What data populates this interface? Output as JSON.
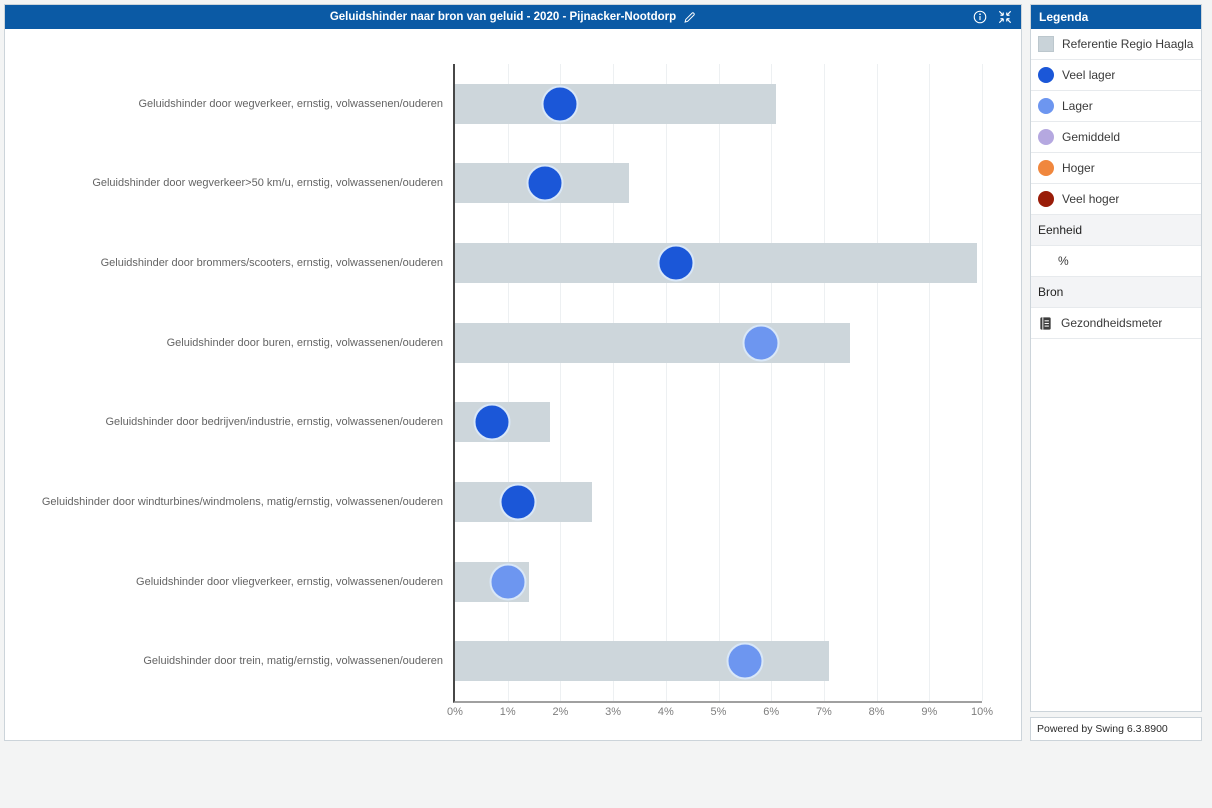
{
  "header": {
    "title": "Geluidshinder naar bron van geluid - 2020 - Pijnacker-Nootdorp"
  },
  "icons": {
    "edit": "pencil",
    "info": "info-circle",
    "collapse": "collapse-arrows",
    "source": "book"
  },
  "legend": {
    "title": "Legenda",
    "reference": {
      "label": "Referentie Regio Haaglanden",
      "color": "#c9d3d9"
    },
    "items": [
      {
        "label": "Veel lager",
        "color": "#1b57d8"
      },
      {
        "label": "Lager",
        "color": "#6d96f0"
      },
      {
        "label": "Gemiddeld",
        "color": "#b5a8e0"
      },
      {
        "label": "Hoger",
        "color": "#f0873d"
      },
      {
        "label": "Veel hoger",
        "color": "#991c08"
      }
    ],
    "sections": [
      {
        "header": "Eenheid",
        "value": "%"
      },
      {
        "header": "Bron",
        "value": "Gezondheidsmeter"
      }
    ]
  },
  "footer": {
    "powered_by": "Powered by Swing 6.3.8900"
  },
  "chart_data": {
    "type": "bar",
    "orientation": "horizontal",
    "title": "Geluidshinder naar bron van geluid - 2020 - Pijnacker-Nootdorp",
    "unit": "%",
    "grid": true,
    "xlim": [
      0,
      10
    ],
    "x_ticks": [
      "0%",
      "1%",
      "2%",
      "3%",
      "4%",
      "5%",
      "6%",
      "7%",
      "8%",
      "9%",
      "10%"
    ],
    "categories": [
      "Geluidshinder door wegverkeer, ernstig, volwassenen/ouderen",
      "Geluidshinder door wegverkeer>50 km/u, ernstig, volwassenen/ouderen",
      "Geluidshinder door brommers/scooters, ernstig, volwassenen/ouderen",
      "Geluidshinder door buren, ernstig, volwassenen/ouderen",
      "Geluidshinder door bedrijven/industrie, ernstig, volwassenen/ouderen",
      "Geluidshinder door windturbines/windmolens, matig/ernstig, volwassenen/ouderen",
      "Geluidshinder door vliegverkeer, ernstig, volwassenen/ouderen",
      "Geluidshinder door trein, matig/ernstig, volwassenen/ouderen"
    ],
    "series": [
      {
        "name": "Referentie Regio Haaglanden",
        "mark": "bar",
        "color": "#cdd6db",
        "values": [
          6.1,
          3.3,
          9.9,
          7.5,
          1.8,
          2.6,
          1.4,
          7.1
        ]
      },
      {
        "name": "Pijnacker-Nootdorp",
        "mark": "dot",
        "values": [
          2.0,
          1.7,
          4.2,
          5.8,
          0.7,
          1.2,
          1.0,
          5.5
        ],
        "classes": [
          "Veel lager",
          "Veel lager",
          "Veel lager",
          "Lager",
          "Veel lager",
          "Veel lager",
          "Lager",
          "Lager"
        ],
        "colors": [
          "#1b57d8",
          "#1b57d8",
          "#1b57d8",
          "#6d96f0",
          "#1b57d8",
          "#1b57d8",
          "#6d96f0",
          "#6d96f0"
        ]
      }
    ]
  }
}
__________
Say how many lines in the entries contain the string "ouderen", and say nothing else.

8